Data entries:

_ _ _ _

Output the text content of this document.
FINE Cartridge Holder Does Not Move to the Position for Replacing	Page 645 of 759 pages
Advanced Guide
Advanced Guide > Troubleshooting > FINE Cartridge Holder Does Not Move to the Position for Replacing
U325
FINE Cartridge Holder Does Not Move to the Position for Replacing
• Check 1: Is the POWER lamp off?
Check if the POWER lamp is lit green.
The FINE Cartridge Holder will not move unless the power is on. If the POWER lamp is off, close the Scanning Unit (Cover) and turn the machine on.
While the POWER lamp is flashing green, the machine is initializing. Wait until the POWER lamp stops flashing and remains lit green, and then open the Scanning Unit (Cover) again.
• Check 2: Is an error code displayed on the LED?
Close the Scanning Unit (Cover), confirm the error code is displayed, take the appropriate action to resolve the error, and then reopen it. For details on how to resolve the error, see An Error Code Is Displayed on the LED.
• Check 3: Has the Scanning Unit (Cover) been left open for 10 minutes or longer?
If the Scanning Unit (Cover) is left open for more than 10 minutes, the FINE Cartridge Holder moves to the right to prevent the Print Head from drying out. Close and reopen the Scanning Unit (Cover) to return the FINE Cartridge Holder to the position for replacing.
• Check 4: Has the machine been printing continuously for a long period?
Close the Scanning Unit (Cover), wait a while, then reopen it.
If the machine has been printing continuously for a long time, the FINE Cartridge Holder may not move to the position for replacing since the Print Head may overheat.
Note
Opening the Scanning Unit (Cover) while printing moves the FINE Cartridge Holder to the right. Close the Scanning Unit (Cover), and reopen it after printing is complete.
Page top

_ _ _ _

SHORT PROBLEM =
Output each record exactly, leaving nothing out.

ANSWER BELOW =
Output the text content of this document.
FINE Cartridge Holder Does Not Move to the Position for Replacing	Page 645 of 759 pages
Advanced Guide
Advanced Guide > Troubleshooting > FINE Cartridge Holder Does Not Move to the Position for Replacing
U325
FINE Cartridge Holder Does Not Move to the Position for Replacing
• Check 1: Is the POWER lamp off?
Check if the POWER lamp is lit green.
The FINE Cartridge Holder will not move unless the power is on. If the POWER lamp is off, close the Scanning Unit (Cover) and turn the machine on.
While the POWER lamp is flashing green, the machine is initializing. Wait until the POWER lamp stops flashing and remains lit green, and then open the Scanning Unit (Cover) again.
• Check 2: Is an error code displayed on the LED?
Close the Scanning Unit (Cover), confirm the error code is displayed, take the appropriate action to resolve the error, and then reopen it. For details on how to resolve the error, see An Error Code Is Displayed on the LED.
• Check 3: Has the Scanning Unit (Cover) been left open for 10 minutes or longer?
If the Scanning Unit (Cover) is left open for more than 10 minutes, the FINE Cartridge Holder moves to the right to prevent the Print Head from drying out. Close and reopen the Scanning Unit (Cover) to return the FINE Cartridge Holder to the position for replacing.
• Check 4: Has the machine been printing continuously for a long period?
Close the Scanning Unit (Cover), wait a while, then reopen it.
If the machine has been printing continuously for a long time, the FINE Cartridge Holder may not move to the position for replacing since the Print Head may overheat.
Note
Opening the Scanning Unit (Cover) while printing moves the FINE Cartridge Holder to the right. Close the Scanning Unit (Cover), and reopen it after printing is complete.
Page top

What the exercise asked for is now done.